*Dataset excerpts:*

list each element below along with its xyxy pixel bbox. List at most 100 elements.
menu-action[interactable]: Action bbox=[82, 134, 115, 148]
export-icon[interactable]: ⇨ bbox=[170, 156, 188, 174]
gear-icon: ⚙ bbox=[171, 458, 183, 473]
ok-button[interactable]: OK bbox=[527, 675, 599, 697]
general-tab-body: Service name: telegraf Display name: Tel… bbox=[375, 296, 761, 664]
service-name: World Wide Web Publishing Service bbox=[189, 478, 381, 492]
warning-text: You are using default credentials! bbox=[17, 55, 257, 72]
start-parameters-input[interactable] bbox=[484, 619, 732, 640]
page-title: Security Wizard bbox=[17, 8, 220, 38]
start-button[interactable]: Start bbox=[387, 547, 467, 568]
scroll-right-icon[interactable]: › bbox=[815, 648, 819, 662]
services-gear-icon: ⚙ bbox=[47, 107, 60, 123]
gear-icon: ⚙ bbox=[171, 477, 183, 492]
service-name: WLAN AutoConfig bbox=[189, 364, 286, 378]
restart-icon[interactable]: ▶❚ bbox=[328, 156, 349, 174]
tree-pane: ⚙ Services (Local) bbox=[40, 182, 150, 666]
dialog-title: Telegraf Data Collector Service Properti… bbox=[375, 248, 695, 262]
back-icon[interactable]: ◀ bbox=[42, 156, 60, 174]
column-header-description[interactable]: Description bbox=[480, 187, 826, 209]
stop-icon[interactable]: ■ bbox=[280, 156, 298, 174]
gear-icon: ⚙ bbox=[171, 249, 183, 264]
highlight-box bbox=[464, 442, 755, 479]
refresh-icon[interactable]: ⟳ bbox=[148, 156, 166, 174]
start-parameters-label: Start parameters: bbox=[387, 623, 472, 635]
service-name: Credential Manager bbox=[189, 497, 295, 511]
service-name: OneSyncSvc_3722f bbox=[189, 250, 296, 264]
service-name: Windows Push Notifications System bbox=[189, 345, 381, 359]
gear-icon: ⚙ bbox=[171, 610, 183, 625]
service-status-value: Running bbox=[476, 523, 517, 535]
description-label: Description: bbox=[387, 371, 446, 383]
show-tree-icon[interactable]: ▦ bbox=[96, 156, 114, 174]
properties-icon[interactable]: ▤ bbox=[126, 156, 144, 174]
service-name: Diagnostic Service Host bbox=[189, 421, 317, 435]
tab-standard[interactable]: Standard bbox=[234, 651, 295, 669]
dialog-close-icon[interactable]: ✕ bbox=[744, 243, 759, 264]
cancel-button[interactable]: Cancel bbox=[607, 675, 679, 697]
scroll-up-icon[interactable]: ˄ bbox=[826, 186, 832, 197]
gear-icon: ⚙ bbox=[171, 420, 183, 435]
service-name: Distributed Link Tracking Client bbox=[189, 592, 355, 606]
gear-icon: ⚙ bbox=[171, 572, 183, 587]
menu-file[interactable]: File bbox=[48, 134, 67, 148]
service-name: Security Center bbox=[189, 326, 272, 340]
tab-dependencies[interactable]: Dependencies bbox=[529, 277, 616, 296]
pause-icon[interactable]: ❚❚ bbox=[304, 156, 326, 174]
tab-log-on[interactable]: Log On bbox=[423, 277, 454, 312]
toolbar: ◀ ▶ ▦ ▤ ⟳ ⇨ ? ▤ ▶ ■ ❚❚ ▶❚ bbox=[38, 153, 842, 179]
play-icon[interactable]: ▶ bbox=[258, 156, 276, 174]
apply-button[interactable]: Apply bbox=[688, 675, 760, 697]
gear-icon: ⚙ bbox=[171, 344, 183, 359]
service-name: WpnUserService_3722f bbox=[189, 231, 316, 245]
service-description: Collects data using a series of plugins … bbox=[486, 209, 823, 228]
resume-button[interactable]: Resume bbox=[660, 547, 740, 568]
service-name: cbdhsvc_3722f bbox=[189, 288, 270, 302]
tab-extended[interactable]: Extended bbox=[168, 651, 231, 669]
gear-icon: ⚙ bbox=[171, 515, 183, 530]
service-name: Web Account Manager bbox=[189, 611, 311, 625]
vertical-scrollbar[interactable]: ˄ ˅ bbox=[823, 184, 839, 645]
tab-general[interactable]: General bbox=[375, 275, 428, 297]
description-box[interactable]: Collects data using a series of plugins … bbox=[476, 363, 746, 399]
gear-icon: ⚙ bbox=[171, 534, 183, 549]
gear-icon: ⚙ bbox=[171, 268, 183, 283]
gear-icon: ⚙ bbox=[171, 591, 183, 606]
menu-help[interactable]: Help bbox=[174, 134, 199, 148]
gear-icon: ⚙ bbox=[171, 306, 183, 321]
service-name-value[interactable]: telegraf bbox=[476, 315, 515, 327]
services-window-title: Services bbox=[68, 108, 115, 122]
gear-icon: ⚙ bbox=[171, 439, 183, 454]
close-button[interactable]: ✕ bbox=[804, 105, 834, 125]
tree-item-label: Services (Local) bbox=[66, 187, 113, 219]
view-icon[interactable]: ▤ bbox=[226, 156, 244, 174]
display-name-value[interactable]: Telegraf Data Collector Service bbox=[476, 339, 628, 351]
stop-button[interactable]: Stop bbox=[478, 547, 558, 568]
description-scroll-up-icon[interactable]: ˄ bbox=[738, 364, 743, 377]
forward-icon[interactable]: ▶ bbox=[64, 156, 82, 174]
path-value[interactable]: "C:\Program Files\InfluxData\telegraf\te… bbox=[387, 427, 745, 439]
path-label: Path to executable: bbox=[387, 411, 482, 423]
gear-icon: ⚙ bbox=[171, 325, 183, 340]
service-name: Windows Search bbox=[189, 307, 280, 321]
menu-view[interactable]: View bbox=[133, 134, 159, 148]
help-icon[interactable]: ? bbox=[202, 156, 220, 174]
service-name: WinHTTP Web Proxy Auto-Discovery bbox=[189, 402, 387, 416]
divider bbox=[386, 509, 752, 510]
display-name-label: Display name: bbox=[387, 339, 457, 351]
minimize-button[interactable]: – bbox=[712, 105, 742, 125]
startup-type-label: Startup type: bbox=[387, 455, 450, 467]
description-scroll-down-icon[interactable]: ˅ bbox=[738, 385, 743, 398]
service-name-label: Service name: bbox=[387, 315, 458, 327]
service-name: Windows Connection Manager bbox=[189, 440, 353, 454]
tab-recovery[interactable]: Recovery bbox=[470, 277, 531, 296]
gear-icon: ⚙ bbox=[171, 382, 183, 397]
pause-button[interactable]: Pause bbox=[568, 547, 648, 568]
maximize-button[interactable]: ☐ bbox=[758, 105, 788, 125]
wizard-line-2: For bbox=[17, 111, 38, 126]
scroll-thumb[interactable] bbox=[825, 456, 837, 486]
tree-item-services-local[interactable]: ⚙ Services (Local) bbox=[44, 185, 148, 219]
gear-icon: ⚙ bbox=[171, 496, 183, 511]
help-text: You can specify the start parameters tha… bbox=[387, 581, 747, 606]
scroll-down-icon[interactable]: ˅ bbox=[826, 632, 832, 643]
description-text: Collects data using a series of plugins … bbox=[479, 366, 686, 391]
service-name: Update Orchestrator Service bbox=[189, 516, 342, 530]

*Description of the task:*
Rewrite the lines from the very first one through the line containing "gear-icon: ⚙ bbox=[171, 477, 183, 492]" as a JSON list of strings, with one string per line and blank lines left out.

*Final result:*
[
  "list each element below along with its xyxy pixel bbox. List at most 100 elements.",
  "menu-action[interactable]: Action bbox=[82, 134, 115, 148]",
  "export-icon[interactable]: ⇨ bbox=[170, 156, 188, 174]",
  "gear-icon: ⚙ bbox=[171, 458, 183, 473]",
  "ok-button[interactable]: OK bbox=[527, 675, 599, 697]",
  "general-tab-body: Service name: telegraf Display name: Tel… bbox=[375, 296, 761, 664]",
  "service-name: World Wide Web Publishing Service bbox=[189, 478, 381, 492]",
  "warning-text: You are using default credentials! bbox=[17, 55, 257, 72]",
  "start-parameters-input[interactable] bbox=[484, 619, 732, 640]",
  "page-title: Security Wizard bbox=[17, 8, 220, 38]",
  "start-button[interactable]: Start bbox=[387, 547, 467, 568]",
  "scroll-right-icon[interactable]: › bbox=[815, 648, 819, 662]",
  "services-gear-icon: ⚙ bbox=[47, 107, 60, 123]",
  "gear-icon: ⚙ bbox=[171, 477, 183, 492]"
]